== RECORDS FOR THE EXERCISE

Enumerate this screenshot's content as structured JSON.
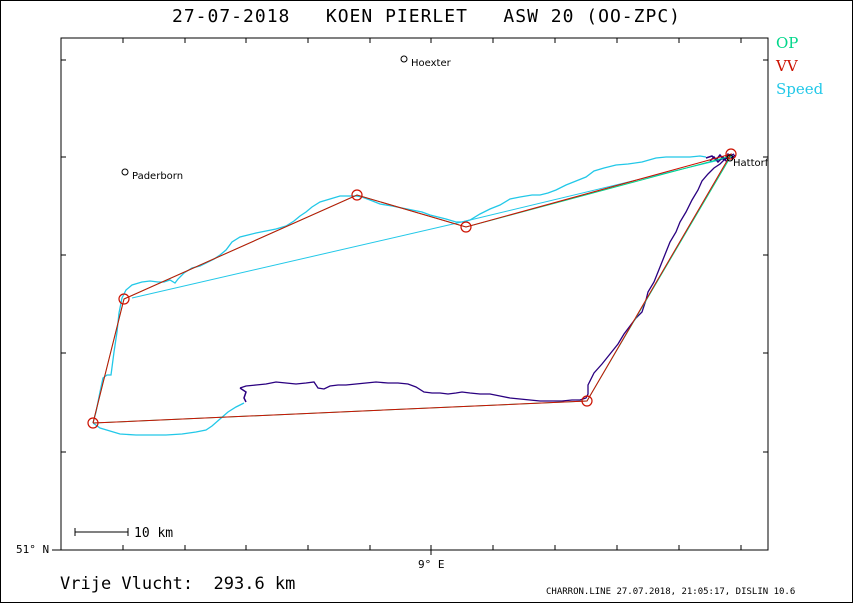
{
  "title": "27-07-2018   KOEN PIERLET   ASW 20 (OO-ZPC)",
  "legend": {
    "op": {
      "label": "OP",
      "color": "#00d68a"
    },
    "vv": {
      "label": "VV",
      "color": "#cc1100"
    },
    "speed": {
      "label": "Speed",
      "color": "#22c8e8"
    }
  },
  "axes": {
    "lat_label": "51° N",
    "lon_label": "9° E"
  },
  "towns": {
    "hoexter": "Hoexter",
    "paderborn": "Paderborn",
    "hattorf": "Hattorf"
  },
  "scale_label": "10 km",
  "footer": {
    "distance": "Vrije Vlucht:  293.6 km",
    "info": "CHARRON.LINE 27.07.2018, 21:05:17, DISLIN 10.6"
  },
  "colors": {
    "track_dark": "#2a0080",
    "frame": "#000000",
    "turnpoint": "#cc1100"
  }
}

====

## [EXERCISE]
The records above are to be reproduced exactly; the pictures are to be left out.

## [CORRECT OUTPUT]
Enumerate this screenshot's content as structured JSON.
{
  "title": "27-07-2018   KOEN PIERLET   ASW 20 (OO-ZPC)",
  "legend": {
    "op": {
      "label": "OP",
      "color": "#00d68a"
    },
    "vv": {
      "label": "VV",
      "color": "#cc1100"
    },
    "speed": {
      "label": "Speed",
      "color": "#22c8e8"
    }
  },
  "axes": {
    "lat_label": "51° N",
    "lon_label": "9° E"
  },
  "towns": {
    "hoexter": "Hoexter",
    "paderborn": "Paderborn",
    "hattorf": "Hattorf"
  },
  "scale_label": "10 km",
  "footer": {
    "distance": "Vrije Vlucht:  293.6 km",
    "info": "CHARRON.LINE 27.07.2018, 21:05:17, DISLIN 10.6"
  },
  "colors": {
    "track_dark": "#2a0080",
    "frame": "#000000",
    "turnpoint": "#cc1100"
  }
}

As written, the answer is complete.